TASK STATEMENT: Gather all lines in the data that hold the string "name".

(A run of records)

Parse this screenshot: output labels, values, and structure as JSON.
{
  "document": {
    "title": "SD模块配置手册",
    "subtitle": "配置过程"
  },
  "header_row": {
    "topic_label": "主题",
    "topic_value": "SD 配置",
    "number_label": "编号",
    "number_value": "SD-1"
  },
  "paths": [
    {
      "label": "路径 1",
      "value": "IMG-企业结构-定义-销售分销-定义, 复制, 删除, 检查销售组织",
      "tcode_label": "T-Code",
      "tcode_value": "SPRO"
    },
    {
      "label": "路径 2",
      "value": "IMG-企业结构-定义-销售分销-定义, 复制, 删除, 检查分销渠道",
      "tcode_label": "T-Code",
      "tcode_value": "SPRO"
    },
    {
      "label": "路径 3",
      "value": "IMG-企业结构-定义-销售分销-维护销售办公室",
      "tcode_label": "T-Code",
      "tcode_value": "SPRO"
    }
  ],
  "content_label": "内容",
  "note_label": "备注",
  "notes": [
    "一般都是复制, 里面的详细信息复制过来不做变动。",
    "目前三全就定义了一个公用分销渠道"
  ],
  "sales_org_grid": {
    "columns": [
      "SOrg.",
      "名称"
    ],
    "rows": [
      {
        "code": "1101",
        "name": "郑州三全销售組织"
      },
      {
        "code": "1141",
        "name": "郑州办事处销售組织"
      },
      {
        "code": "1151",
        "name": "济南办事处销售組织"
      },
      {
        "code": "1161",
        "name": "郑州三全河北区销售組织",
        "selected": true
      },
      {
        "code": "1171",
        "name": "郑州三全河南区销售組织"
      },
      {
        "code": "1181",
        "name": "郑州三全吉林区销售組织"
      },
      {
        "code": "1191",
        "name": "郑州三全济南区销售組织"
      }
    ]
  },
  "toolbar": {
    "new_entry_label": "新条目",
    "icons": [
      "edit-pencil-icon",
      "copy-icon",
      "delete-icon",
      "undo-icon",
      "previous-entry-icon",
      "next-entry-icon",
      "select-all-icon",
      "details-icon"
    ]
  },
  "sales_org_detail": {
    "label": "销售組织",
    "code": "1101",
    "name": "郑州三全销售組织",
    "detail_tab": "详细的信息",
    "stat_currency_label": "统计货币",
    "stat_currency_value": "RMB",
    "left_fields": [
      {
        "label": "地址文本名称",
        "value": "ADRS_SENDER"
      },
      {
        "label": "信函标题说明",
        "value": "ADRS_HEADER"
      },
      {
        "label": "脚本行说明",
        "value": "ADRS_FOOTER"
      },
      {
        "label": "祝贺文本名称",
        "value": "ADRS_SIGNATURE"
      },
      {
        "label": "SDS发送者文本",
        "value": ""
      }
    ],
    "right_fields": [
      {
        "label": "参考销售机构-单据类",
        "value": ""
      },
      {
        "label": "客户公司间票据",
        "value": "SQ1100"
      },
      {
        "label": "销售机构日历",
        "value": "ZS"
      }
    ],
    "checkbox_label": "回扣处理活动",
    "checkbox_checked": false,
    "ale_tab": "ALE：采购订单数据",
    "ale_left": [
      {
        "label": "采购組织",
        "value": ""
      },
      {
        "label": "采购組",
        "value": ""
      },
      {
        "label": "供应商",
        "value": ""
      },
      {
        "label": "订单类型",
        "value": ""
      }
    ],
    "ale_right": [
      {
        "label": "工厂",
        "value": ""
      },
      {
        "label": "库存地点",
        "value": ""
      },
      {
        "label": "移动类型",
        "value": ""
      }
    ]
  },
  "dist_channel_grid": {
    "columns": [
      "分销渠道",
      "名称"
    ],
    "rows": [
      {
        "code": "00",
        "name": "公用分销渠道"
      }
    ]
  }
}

SOLUTION TO THIS PROBLEM:
        "name": "郑州三全销售組织"
        "name": "郑州办事处销售組织"
        "name": "济南办事处销售組织"
        "name": "郑州三全河北区销售組织",
        "name": "郑州三全河南区销售組织"
        "name": "郑州三全吉林区销售組织"
        "name": "郑州三全济南区销售組织"
    "name": "郑州三全销售組织",
        "name": "公用分销渠道"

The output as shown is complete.